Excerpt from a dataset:
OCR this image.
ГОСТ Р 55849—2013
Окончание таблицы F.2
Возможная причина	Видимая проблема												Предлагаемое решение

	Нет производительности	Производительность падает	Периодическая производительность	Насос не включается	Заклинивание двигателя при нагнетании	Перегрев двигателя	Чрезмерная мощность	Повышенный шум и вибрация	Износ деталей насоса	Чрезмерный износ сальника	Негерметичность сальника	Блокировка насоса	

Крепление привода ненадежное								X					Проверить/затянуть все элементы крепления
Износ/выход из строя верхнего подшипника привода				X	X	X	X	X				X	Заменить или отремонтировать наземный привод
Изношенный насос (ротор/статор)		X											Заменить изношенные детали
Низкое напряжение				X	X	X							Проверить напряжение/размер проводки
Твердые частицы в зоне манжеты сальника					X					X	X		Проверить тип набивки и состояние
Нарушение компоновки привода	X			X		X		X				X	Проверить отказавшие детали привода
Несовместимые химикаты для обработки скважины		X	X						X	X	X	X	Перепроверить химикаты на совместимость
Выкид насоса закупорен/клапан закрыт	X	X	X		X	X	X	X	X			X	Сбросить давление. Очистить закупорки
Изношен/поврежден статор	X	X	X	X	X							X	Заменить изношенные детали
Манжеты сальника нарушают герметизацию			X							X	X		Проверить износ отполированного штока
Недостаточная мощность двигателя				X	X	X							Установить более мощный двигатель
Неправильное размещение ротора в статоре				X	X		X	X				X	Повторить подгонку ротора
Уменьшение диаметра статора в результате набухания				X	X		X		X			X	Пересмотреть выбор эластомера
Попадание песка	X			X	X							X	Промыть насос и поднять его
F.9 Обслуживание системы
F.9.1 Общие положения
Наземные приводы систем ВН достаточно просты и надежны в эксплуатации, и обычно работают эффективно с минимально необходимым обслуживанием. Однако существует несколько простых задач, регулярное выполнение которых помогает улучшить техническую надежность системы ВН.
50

PROBLEM DETAILS:
Write out the entries above word for word.

FINISHED TASK:
OCR this image.
ГОСТ Р 55849—2013
Окончание таблицы F.2
Возможная причина	Видимая проблема												Предлагаемое решение

	Нет производительности	Производительность падает	Периодическая производительность	Насос не включается	Заклинивание двигателя при нагнетании	Перегрев двигателя	Чрезмерная мощность	Повышенный шум и вибрация	Износ деталей насоса	Чрезмерный износ сальника	Негерметичность сальника	Блокировка насоса	

Крепление привода ненадежное								X					Проверить/затянуть все элементы крепления
Износ/выход из строя верхнего подшипника привода				X	X	X	X	X				X	Заменить или отремонтировать наземный привод
Изношенный насос (ротор/статор)		X											Заменить изношенные детали
Низкое напряжение				X	X	X							Проверить напряжение/размер проводки
Твердые частицы в зоне манжеты сальника					X					X	X		Проверить тип набивки и состояние
Нарушение компоновки привода	X			X		X		X				X	Проверить отказавшие детали привода
Несовместимые химикаты для обработки скважины		X	X						X	X	X	X	Перепроверить химикаты на совместимость
Выкид насоса закупорен/клапан закрыт	X	X	X		X	X	X	X	X			X	Сбросить давление. Очистить закупорки
Изношен/поврежден статор	X	X	X	X	X							X	Заменить изношенные детали
Манжеты сальника нарушают герметизацию			X							X	X		Проверить износ отполированного штока
Недостаточная мощность двигателя				X	X	X							Установить более мощный двигатель
Неправильное размещение ротора в статоре				X	X		X	X				X	Повторить подгонку ротора
Уменьшение диаметра статора в результате набухания				X	X		X		X			X	Пересмотреть выбор эластомера
Попадание песка	X			X	X							X	Промыть насос и поднять его
F.9 Обслуживание системы
F.9.1 Общие положения
Наземные приводы систем ВН достаточно просты и надежны в эксплуатации, и обычно работают эффективно с минимально необходимым обслуживанием. Однако существует несколько простых задач, регулярное выполнение которых помогает улучшить техническую надежность системы ВН.
50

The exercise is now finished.